STATED EXERCISE:
Convert the lines beginning with the one containing "footnote-marker: 2 bbox=[681, 548, 692, 567]" and ending with the one containing "section-heading-text: DUE DILIGENCE" into a JSON list of strings, one string per line, with blank lines omitted.

━━━━━ DATA TO USE ━━━━━

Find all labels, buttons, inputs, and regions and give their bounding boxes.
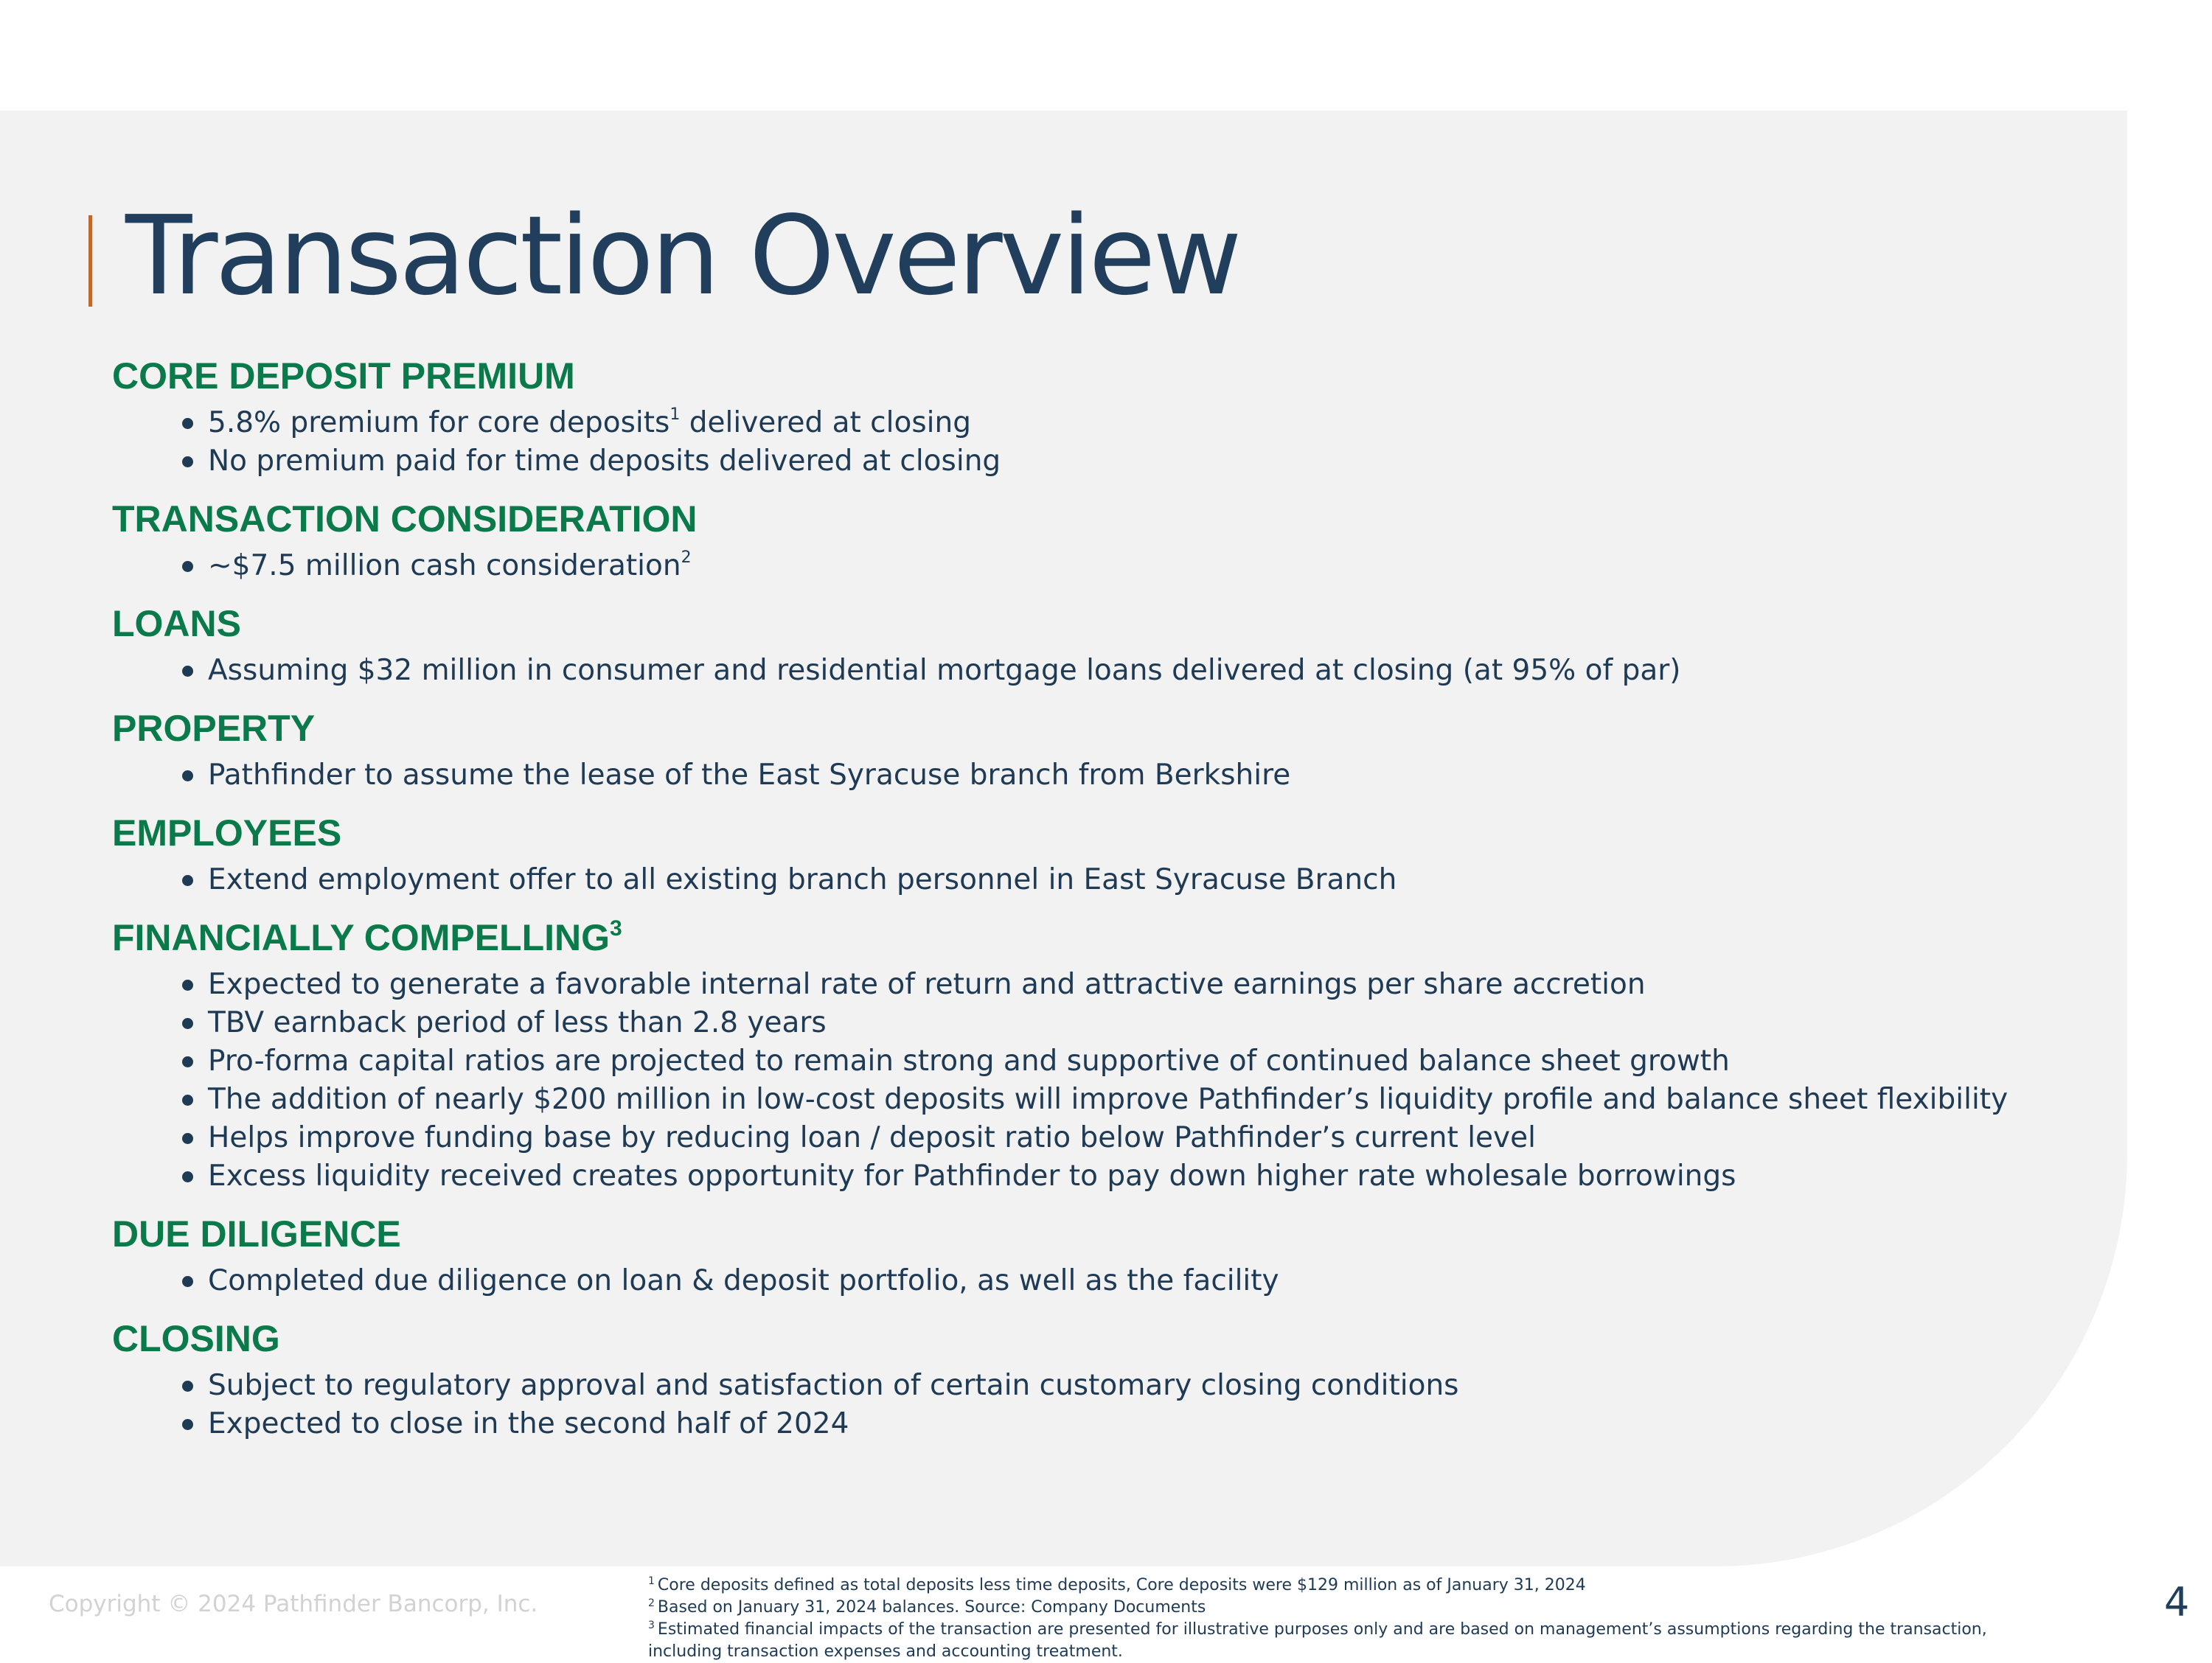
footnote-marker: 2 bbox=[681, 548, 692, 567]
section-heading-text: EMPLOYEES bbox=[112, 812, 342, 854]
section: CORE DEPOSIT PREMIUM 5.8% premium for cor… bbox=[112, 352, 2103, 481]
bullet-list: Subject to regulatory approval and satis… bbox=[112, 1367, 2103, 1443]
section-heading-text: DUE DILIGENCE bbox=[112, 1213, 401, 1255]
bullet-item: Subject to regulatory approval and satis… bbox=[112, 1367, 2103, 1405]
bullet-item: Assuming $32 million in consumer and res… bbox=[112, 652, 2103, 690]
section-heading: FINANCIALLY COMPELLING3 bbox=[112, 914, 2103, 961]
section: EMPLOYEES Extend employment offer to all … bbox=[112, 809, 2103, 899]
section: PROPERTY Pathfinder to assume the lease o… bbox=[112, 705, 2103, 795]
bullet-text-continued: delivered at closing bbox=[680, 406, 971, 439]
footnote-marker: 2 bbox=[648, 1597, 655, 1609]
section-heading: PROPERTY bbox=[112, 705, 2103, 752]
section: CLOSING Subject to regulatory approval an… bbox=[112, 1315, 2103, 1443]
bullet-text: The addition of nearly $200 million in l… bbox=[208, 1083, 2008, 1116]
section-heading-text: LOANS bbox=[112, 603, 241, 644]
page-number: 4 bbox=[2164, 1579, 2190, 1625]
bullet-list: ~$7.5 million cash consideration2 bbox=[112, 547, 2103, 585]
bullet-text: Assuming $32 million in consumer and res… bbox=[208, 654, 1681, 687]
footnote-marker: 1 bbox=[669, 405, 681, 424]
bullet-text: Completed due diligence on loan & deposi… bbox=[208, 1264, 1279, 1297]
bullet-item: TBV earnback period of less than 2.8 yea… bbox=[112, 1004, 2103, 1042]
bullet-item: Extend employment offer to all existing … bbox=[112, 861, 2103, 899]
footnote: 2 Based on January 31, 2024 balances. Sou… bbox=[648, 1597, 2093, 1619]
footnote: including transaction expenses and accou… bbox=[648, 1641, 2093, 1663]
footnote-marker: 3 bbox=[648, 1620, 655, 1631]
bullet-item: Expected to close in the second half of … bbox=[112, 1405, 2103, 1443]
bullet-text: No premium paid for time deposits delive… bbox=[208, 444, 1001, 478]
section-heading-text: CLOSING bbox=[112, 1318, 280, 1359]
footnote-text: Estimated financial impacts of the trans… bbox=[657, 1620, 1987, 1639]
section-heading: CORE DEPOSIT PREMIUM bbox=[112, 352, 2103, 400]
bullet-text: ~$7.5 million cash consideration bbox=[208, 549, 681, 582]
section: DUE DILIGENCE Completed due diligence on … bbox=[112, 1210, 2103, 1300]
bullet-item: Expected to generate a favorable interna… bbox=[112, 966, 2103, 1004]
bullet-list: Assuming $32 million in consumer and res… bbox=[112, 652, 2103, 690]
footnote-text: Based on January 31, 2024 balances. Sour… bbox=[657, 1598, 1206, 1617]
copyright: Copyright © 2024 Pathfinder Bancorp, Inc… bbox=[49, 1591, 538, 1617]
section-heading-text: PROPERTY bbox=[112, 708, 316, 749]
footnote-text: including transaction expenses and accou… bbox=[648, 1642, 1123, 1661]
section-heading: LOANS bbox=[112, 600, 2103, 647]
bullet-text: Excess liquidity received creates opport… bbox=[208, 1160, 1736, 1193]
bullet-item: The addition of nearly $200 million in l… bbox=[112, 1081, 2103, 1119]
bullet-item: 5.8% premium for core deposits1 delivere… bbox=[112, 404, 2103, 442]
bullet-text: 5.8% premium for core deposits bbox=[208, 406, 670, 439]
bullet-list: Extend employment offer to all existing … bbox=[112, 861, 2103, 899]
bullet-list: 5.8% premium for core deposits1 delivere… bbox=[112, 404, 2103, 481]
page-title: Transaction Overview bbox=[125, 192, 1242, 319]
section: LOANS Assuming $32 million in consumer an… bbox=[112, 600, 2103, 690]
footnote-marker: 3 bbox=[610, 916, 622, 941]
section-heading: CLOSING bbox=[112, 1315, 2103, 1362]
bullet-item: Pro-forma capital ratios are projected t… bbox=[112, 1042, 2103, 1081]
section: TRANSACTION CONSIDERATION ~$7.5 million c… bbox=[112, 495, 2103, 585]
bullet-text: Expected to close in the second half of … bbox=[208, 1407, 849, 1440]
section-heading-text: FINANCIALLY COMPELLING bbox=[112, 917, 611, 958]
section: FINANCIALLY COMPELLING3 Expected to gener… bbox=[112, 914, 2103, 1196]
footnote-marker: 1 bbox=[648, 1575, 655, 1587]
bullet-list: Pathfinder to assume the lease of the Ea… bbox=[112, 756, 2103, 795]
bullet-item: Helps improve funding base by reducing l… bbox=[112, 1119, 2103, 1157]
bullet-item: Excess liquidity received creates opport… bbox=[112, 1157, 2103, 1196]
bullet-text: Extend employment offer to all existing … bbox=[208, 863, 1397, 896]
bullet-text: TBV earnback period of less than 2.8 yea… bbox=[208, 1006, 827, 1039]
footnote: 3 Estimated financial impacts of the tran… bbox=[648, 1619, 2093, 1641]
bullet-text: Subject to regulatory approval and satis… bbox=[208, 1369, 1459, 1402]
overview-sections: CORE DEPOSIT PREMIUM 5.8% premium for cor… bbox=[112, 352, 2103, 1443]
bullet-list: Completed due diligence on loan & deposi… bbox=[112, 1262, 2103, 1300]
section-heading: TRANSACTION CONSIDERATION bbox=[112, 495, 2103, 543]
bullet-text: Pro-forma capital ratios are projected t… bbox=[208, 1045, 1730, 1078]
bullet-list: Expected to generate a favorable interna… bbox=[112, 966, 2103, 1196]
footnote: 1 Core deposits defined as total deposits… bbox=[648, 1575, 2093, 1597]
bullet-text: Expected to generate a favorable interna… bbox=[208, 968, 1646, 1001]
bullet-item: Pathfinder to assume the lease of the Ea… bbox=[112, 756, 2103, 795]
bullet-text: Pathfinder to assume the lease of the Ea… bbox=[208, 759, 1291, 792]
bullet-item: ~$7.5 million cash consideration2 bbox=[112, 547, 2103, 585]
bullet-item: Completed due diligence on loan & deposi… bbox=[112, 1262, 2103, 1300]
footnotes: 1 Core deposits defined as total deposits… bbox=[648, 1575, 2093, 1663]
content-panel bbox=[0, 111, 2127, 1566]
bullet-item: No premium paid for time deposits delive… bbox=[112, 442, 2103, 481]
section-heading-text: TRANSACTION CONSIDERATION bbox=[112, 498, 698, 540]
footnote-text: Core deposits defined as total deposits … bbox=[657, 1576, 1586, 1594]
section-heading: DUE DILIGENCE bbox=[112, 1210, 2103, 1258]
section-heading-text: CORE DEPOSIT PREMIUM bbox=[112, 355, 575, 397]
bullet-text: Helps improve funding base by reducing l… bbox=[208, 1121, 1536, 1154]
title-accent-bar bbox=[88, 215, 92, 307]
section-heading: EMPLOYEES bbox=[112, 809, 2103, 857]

━━━━━
━━━━━ DATA TO USE ━━━━━

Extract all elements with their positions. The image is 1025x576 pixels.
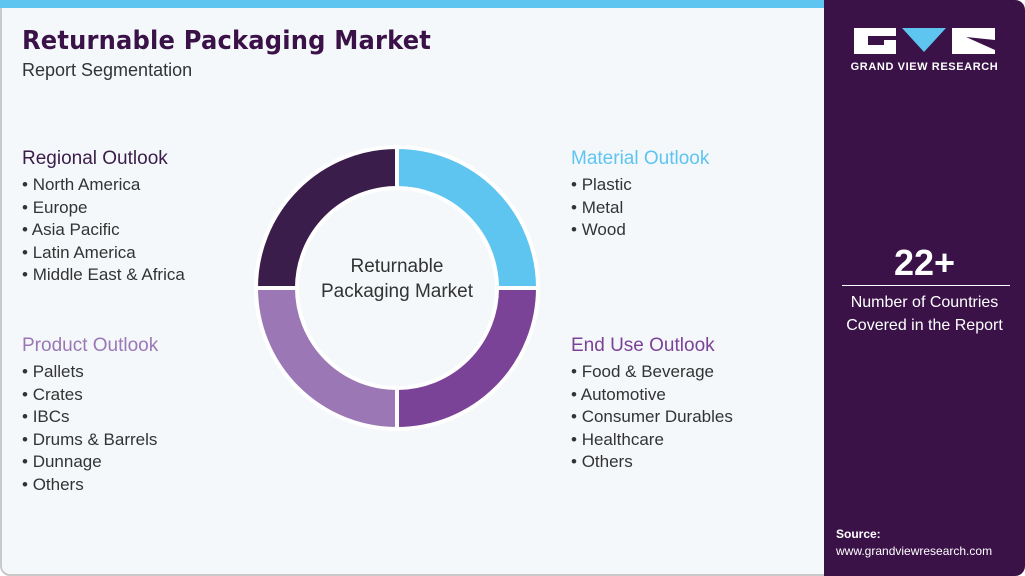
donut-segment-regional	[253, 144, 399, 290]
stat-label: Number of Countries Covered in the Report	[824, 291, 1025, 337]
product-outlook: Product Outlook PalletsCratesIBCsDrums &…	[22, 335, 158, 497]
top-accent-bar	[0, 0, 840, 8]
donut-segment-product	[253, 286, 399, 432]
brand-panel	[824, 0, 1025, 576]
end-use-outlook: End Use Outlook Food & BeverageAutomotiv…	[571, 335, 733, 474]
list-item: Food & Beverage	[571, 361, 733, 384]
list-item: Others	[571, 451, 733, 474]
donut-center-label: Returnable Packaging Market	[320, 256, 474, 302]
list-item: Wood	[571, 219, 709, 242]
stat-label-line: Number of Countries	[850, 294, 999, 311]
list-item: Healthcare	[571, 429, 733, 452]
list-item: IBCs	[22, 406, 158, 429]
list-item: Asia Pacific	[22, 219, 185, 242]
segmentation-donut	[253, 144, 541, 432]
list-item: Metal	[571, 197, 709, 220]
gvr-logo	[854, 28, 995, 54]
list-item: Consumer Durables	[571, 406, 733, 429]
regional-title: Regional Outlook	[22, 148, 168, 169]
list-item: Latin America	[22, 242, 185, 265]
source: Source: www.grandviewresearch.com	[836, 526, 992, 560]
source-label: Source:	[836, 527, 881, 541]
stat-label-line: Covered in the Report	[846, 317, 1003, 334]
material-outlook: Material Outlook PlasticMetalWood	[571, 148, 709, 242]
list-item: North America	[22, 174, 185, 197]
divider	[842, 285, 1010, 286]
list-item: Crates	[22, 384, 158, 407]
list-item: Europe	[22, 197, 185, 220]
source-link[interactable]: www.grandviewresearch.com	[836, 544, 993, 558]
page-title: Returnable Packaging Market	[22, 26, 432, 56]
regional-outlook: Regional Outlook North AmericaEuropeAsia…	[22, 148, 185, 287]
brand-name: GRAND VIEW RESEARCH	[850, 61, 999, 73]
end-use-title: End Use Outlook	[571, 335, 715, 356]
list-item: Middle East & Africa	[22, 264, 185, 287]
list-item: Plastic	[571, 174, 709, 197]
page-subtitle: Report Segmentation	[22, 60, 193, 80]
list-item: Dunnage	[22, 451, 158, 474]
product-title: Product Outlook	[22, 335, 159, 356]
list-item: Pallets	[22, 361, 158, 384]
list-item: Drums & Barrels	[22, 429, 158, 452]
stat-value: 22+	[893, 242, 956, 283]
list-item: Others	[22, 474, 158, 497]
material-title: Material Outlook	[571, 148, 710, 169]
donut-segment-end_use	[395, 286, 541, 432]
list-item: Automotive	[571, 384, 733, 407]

━━━━━

FINISHED EXERCISE:
[
  "footnote-marker: 2 bbox=[681, 548, 692, 567]",
  "section-heading-text: EMPLOYEES bbox=[112, 812, 342, 854]",
  "section: CORE DEPOSIT PREMIUM 5.8% premium for cor… bbox=[112, 352, 2103, 481]",
  "bullet-list: Subject to regulatory approval and satis… bbox=[112, 1367, 2103, 1443]",
  "section-heading-text: DUE DILIGENCE bbox=[112, 1213, 401, 1255]"
]